Exercise input |
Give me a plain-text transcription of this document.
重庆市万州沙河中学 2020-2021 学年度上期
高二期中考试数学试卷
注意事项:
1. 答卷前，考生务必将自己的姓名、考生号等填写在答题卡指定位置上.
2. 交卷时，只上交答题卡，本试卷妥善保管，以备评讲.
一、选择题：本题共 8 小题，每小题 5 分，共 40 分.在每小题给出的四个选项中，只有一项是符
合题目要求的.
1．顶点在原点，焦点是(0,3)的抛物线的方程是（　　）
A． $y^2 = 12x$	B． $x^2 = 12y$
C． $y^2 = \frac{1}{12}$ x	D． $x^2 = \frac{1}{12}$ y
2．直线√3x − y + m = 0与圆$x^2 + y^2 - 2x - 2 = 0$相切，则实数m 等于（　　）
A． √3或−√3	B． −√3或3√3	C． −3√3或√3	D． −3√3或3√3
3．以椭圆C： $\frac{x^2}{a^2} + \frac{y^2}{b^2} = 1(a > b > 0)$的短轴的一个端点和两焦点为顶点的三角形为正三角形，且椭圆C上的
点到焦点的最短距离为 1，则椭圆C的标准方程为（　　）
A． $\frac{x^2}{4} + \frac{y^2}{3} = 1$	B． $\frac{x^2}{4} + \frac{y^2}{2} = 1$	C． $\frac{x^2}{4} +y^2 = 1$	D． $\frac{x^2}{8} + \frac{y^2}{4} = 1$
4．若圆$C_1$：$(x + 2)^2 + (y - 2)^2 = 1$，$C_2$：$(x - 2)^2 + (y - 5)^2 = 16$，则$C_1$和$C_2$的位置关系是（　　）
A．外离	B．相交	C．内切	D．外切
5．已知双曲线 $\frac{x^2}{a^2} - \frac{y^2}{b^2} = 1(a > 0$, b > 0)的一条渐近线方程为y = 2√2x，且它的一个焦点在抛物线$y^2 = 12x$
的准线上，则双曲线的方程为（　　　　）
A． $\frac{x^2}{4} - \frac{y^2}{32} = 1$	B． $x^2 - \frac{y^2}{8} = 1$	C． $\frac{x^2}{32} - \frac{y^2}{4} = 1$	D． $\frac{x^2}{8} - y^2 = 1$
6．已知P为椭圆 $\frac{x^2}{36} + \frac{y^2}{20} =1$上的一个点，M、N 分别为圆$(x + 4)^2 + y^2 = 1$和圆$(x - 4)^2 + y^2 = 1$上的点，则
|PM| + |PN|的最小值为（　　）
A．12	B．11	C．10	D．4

To be done |
Write down all the entries again without a single difference.

Output |
Give me a plain-text transcription of this document.
重庆市万州沙河中学 2020-2021 学年度上期
高二期中考试数学试卷
注意事项:
1. 答卷前，考生务必将自己的姓名、考生号等填写在答题卡指定位置上.
2. 交卷时，只上交答题卡，本试卷妥善保管，以备评讲.
一、选择题：本题共 8 小题，每小题 5 分，共 40 分.在每小题给出的四个选项中，只有一项是符
合题目要求的.
1．顶点在原点，焦点是(0,3)的抛物线的方程是（　　）
A． $y^2 = 12x$	B． $x^2 = 12y$
C． $y^2 = \frac{1}{12}$ x	D． $x^2 = \frac{1}{12}$ y
2．直线√3x − y + m = 0与圆$x^2 + y^2 - 2x - 2 = 0$相切，则实数m 等于（　　）
A． √3或−√3	B． −√3或3√3	C． −3√3或√3	D． −3√3或3√3
3．以椭圆C： $\frac{x^2}{a^2} + \frac{y^2}{b^2} = 1(a > b > 0)$的短轴的一个端点和两焦点为顶点的三角形为正三角形，且椭圆C上的
点到焦点的最短距离为 1，则椭圆C的标准方程为（　　）
A． $\frac{x^2}{4} + \frac{y^2}{3} = 1$	B． $\frac{x^2}{4} + \frac{y^2}{2} = 1$	C． $\frac{x^2}{4} +y^2 = 1$	D． $\frac{x^2}{8} + \frac{y^2}{4} = 1$
4．若圆$C_1$：$(x + 2)^2 + (y - 2)^2 = 1$，$C_2$：$(x - 2)^2 + (y - 5)^2 = 16$，则$C_1$和$C_2$的位置关系是（　　）
A．外离	B．相交	C．内切	D．外切
5．已知双曲线 $\frac{x^2}{a^2} - \frac{y^2}{b^2} = 1(a > 0$, b > 0)的一条渐近线方程为y = 2√2x，且它的一个焦点在抛物线$y^2 = 12x$
的准线上，则双曲线的方程为（　　　　）
A． $\frac{x^2}{4} - \frac{y^2}{32} = 1$	B． $x^2 - \frac{y^2}{8} = 1$	C． $\frac{x^2}{32} - \frac{y^2}{4} = 1$	D． $\frac{x^2}{8} - y^2 = 1$
6．已知P为椭圆 $\frac{x^2}{36} + \frac{y^2}{20} =1$上的一个点，M、N 分别为圆$(x + 4)^2 + y^2 = 1$和圆$(x - 4)^2 + y^2 = 1$上的点，则
|PM| + |PN|的最小值为（　　）
A．12	B．11	C．10	D．4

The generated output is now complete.